Work instructions: Give the entries back exactly, dropping each image.

Input:
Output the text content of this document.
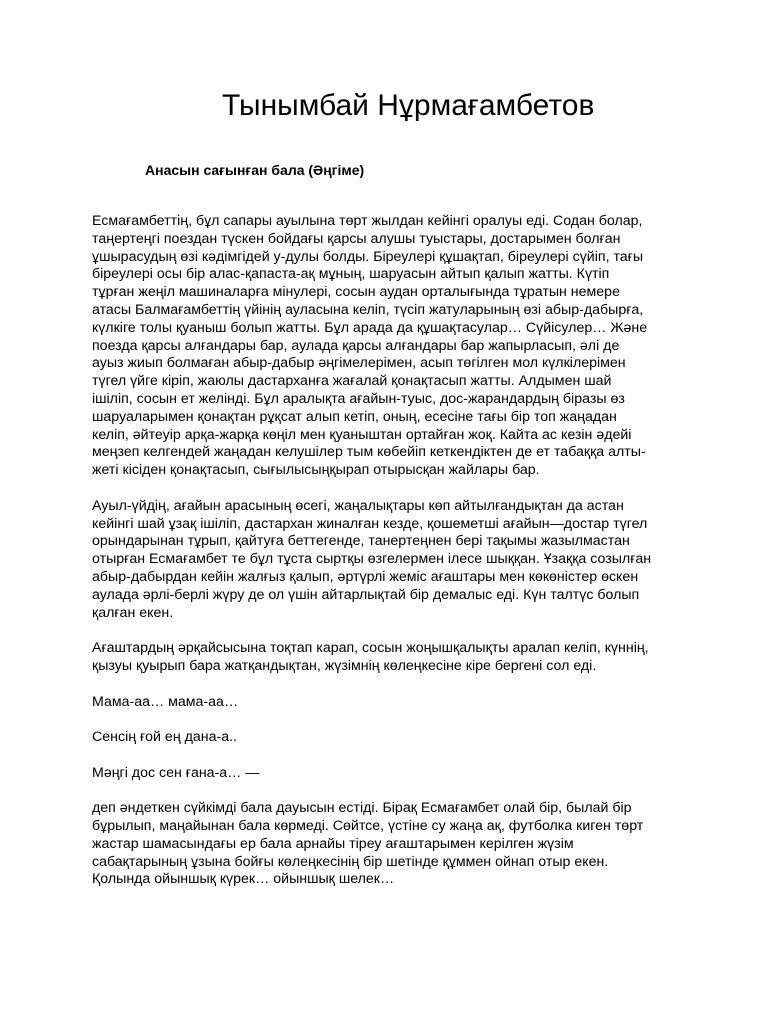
Тынымбай Нұрмағамбетов
Анасын сағынған бала (Әңгіме)

Есмағамбеттің, бұл сапары ауылына төрт жылдан кейінгі оралуы еді. Содан болар, таңертеңгі поездан түскен бойдағы қарсы алушы туыстары, достарымен болған ұшырасудың өзі кәдімгідей у-дулы болды. Біреулері құшақтап, біреулері сүйіп, тағы біреулері осы бір алас-қапаста-ақ мұның, шаруасын айтып қалып жатты. Күтіп тұрған жеңіл машиналарға мінулері, сосын аудан орталығында тұратын немере атасы Балмағамбеттің үйінің ауласына келіп, түсіп жатуларының өзі абыр-дабырға, күлкіге толы қуаныш болып жатты. Бұл арада да құшақтасулар… Сүйісулер… Және поезда қарсы алғандары бар, аулада қарсы алғандары бар жапырласып, әлі де ауыз жиып болмаған абыр-дабыр әңгімелерімен, асып төгілген мол күлкілерімен түгел үйге кіріп, жаюлы дастарханға жағалай қонақтасып жатты. Алдымен шай ішіліп, сосын ет желінді. Бұл аралықта ағайын-туыс, дос-жарандардың біразы өз шаруаларымен қонақтан рұқсат алып кетіп, оның, есесіне тағы бір топ жаңадан келіп, әйтеуір арқа-жарқа көңіл мен қуаныштан ортайған жоқ. Кайта ас кезін әдейі меңзеп келгендей жаңадан келушілер тым көбейіп кеткендіктен де ет табаққа алты-жеті кісіден қонақтасып, сығылысыңқырап отырысқан жайлары бар.

Ауыл-үйдің, ағайын арасының өсегі, жаңалықтары көп айтылғандықтан да астан кейінгі шай ұзақ ішіліп, дастархан жиналған кезде, қошеметші ағайын—достар түгел орындарынан тұрып, қайтуға беттегенде, танертеңнен бері тақымы жазылмастан отырған Есмағамбет те бұл тұста сыртқы өзгелермен ілесе шыққан. Ұзаққа созылған абыр-дабырдан кейін жалғыз қалып, әртүрлі жеміс ағаштары мен көкөністер өскен аулада әрлі-берлі жүру де ол үшін айтарлықтай бір демалыс еді. Күн талтүс болып қалған екен.

Ағаштардың әрқайсысына тоқтап карап, сосын жоңышқалықты аралап келіп, күннің, қызуы қуырып бара жатқандықтан, жүзімнің көлеңкесіне кіре бергені сол еді.

Мама-аа… мама-аа…

Сенсің ғой ең дана-а..

Мәңгі дос сен ғана-а… —

деп әндеткен сүйкімді бала дауысын естіді. Бірақ Есмағамбет олай бір, былай бір бұрылып, маңайынан бала көрмеді. Сөйтсе, үстіне су жаңа ақ, футболка киген төрт жастар шамасындағы ер бала арнайы тіреу ағаштарымен керілген жүзім сабақтарының ұзына бойғы көлеңкесінің бір шетінде құммен ойнап отыр екен. Қолында ойыншық күрек… ойыншық шелек…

Exercise solution:
Output the text content of this document.
Тынымбай Нұрмағамбетов
Анасын сағынған бала (Әңгіме)

Есмағамбеттің, бұл сапары ауылына төрт жылдан кейінгі оралуы еді. Содан болар, таңертеңгі поездан түскен бойдағы қарсы алушы туыстары, достарымен болған ұшырасудың өзі кәдімгідей у-дулы болды. Біреулері құшақтап, біреулері сүйіп, тағы біреулері осы бір алас-қапаста-ақ мұның, шаруасын айтып қалып жатты. Күтіп тұрған жеңіл машиналарға мінулері, сосын аудан орталығында тұратын немере атасы Балмағамбеттің үйінің ауласына келіп, түсіп жатуларының өзі абыр-дабырға, күлкіге толы қуаныш болып жатты. Бұл арада да құшақтасулар… Сүйісулер… Және поезда қарсы алғандары бар, аулада қарсы алғандары бар жапырласып, әлі де ауыз жиып болмаған абыр-дабыр әңгімелерімен, асып төгілген мол күлкілерімен түгел үйге кіріп, жаюлы дастарханға жағалай қонақтасып жатты. Алдымен шай ішіліп, сосын ет желінді. Бұл аралықта ағайын-туыс, дос-жарандардың біразы өз шаруаларымен қонақтан рұқсат алып кетіп, оның, есесіне тағы бір топ жаңадан келіп, әйтеуір арқа-жарқа көңіл мен қуаныштан ортайған жоқ. Кайта ас кезін әдейі меңзеп келгендей жаңадан келушілер тым көбейіп кеткендіктен де ет табаққа алты-жеті кісіден қонақтасып, сығылысыңқырап отырысқан жайлары бар.

Ауыл-үйдің, ағайын арасының өсегі, жаңалықтары көп айтылғандықтан да астан кейінгі шай ұзақ ішіліп, дастархан жиналған кезде, қошеметші ағайын—достар түгел орындарынан тұрып, қайтуға беттегенде, танертеңнен бері тақымы жазылмастан отырған Есмағамбет те бұл тұста сыртқы өзгелермен ілесе шыққан. Ұзаққа созылған абыр-дабырдан кейін жалғыз қалып, әртүрлі жеміс ағаштары мен көкөністер өскен аулада әрлі-берлі жүру де ол үшін айтарлықтай бір демалыс еді. Күн талтүс болып қалған екен.

Ағаштардың әрқайсысына тоқтап карап, сосын жоңышқалықты аралап келіп, күннің, қызуы қуырып бара жатқандықтан, жүзімнің көлеңкесіне кіре бергені сол еді.

Мама-аа… мама-аа…

Сенсің ғой ең дана-а..

Мәңгі дос сен ғана-а… —

деп әндеткен сүйкімді бала дауысын естіді. Бірақ Есмағамбет олай бір, былай бір бұрылып, маңайынан бала көрмеді. Сөйтсе, үстіне су жаңа ақ, футболка киген төрт жастар шамасындағы ер бала арнайы тіреу ағаштарымен керілген жүзім сабақтарының ұзына бойғы көлеңкесінің бір шетінде құммен ойнап отыр екен. Қолында ойыншық күрек… ойыншық шелек…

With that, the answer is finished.